### Work to be completed:
Using the entries that follow, count the lines containing the word "observed" and give that number by itself.

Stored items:
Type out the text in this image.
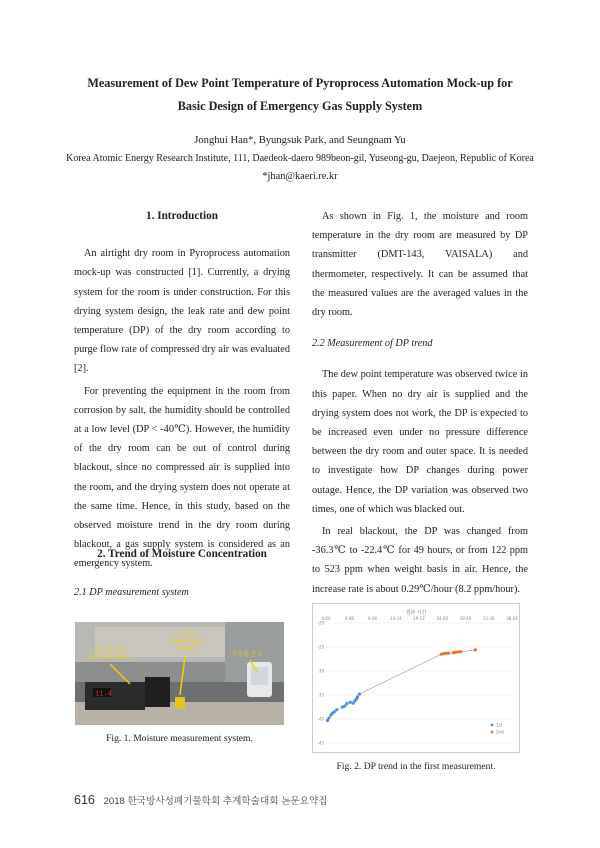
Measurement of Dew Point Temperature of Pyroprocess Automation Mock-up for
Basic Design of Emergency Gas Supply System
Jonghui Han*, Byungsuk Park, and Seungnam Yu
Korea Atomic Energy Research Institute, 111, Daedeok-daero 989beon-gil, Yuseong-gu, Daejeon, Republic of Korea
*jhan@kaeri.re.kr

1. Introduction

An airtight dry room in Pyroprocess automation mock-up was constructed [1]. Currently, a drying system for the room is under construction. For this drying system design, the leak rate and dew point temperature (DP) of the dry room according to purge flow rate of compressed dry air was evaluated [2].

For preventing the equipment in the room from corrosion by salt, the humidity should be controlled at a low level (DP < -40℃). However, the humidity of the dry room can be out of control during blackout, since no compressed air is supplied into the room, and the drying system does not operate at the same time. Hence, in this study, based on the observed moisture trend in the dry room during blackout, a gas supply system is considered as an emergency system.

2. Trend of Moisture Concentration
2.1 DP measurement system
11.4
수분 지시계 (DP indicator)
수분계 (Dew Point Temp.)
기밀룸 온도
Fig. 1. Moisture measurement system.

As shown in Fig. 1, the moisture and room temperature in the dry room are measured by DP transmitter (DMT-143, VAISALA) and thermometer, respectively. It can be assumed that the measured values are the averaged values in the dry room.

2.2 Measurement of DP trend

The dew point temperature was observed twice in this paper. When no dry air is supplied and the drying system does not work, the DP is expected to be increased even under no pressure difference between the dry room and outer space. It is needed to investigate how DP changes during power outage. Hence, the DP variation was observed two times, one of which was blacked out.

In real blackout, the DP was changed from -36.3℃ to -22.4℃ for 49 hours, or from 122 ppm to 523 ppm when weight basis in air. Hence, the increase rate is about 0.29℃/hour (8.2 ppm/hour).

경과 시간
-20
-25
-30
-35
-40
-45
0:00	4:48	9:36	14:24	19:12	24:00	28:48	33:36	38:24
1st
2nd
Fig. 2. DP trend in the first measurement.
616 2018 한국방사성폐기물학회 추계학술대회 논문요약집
* * *
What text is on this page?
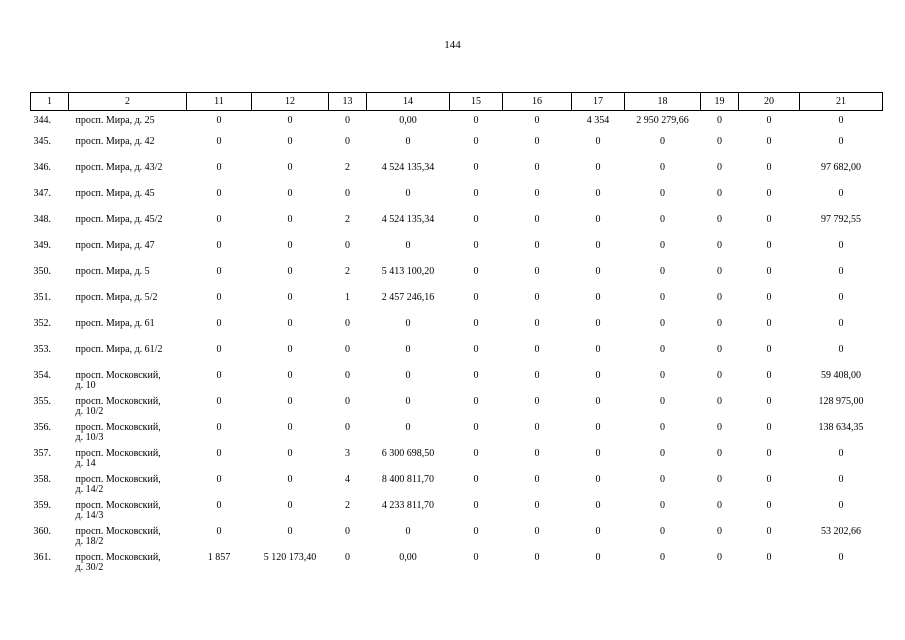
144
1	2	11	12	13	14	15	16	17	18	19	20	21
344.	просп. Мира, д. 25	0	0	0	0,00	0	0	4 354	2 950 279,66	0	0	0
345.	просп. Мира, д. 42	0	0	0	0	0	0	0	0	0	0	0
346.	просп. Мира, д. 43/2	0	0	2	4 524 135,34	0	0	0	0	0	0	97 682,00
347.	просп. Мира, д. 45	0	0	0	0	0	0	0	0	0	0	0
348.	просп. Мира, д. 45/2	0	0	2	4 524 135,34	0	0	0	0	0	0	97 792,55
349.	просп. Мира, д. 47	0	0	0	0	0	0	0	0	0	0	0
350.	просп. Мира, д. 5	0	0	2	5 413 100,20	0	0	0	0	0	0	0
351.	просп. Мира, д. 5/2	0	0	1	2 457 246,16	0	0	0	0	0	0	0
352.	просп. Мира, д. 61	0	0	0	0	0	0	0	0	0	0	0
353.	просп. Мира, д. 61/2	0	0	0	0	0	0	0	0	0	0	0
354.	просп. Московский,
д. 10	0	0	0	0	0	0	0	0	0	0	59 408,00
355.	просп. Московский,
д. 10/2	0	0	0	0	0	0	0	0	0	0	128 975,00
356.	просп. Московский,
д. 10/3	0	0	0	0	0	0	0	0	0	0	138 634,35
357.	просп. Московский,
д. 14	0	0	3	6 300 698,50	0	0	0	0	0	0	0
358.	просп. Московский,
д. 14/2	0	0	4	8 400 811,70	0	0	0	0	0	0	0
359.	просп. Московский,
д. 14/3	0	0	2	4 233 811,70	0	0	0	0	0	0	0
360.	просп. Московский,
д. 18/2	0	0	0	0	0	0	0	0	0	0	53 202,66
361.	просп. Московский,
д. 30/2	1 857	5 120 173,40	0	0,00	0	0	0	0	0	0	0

### Full response:
2